Task requirements:
Reproduce verbatim the data from its first line up to and including the line that contains "legend-item: AS MINHOCAS POSSUEM".

———

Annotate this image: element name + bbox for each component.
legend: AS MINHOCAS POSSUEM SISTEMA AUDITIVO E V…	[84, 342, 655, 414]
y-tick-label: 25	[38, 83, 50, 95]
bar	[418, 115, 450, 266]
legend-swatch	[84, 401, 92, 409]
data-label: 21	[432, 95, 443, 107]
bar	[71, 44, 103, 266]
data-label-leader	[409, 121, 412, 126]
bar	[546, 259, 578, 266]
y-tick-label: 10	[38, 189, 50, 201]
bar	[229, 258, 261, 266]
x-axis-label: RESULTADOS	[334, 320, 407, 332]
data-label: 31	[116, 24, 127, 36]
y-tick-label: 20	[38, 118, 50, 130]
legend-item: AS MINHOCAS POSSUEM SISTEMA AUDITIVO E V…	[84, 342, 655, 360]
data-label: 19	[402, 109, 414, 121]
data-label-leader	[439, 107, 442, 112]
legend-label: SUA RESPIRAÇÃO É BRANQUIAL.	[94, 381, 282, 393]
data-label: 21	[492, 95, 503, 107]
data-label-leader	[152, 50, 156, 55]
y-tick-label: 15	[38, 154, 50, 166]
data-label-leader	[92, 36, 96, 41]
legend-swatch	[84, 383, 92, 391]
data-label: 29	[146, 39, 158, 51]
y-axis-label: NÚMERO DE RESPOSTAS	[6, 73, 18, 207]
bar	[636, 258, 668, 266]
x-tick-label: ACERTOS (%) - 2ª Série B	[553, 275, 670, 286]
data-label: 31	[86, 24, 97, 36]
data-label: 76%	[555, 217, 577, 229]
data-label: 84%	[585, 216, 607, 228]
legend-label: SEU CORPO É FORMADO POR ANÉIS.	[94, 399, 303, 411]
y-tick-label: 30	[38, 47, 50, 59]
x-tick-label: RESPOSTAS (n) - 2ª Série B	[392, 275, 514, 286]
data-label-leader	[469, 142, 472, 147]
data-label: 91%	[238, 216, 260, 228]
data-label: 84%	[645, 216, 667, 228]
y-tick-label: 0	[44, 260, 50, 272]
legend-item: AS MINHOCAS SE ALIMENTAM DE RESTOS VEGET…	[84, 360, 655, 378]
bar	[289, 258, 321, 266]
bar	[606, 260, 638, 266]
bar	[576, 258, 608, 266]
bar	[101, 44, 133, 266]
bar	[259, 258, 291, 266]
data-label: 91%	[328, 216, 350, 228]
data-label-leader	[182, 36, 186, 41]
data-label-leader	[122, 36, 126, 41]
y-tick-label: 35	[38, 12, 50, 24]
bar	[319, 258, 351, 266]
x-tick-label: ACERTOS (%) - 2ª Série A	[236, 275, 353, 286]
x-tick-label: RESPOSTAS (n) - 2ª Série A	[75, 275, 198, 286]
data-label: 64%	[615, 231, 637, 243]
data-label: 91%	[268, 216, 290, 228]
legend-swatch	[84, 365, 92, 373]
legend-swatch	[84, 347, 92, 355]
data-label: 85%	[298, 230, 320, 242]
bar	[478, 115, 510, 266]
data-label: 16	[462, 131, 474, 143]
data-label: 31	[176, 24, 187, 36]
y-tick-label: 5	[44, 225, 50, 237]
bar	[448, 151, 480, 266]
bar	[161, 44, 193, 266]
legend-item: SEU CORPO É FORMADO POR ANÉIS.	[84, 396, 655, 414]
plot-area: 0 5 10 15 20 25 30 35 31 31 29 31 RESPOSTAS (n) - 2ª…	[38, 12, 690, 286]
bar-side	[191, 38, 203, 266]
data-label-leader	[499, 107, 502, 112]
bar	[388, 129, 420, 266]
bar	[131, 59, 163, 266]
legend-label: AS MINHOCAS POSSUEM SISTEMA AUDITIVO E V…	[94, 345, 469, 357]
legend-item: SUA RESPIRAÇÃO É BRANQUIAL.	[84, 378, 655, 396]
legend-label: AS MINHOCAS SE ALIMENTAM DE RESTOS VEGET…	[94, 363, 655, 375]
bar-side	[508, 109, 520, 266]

———

Answer to this task:
Annotate this image: element name + bbox for each component.
legend: AS MINHOCAS POSSUEM SISTEMA AUDITIVO E V…	[84, 342, 655, 414]
y-tick-label: 25	[38, 83, 50, 95]
bar	[418, 115, 450, 266]
legend-swatch	[84, 401, 92, 409]
data-label: 21	[432, 95, 443, 107]
bar	[71, 44, 103, 266]
data-label-leader	[409, 121, 412, 126]
bar	[546, 259, 578, 266]
y-tick-label: 10	[38, 189, 50, 201]
bar	[229, 258, 261, 266]
x-axis-label: RESULTADOS	[334, 320, 407, 332]
data-label: 31	[116, 24, 127, 36]
y-tick-label: 20	[38, 118, 50, 130]
legend-item: AS MINHOCAS POSSUEM SISTEMA AUDITIVO E V…	[84, 342, 655, 360]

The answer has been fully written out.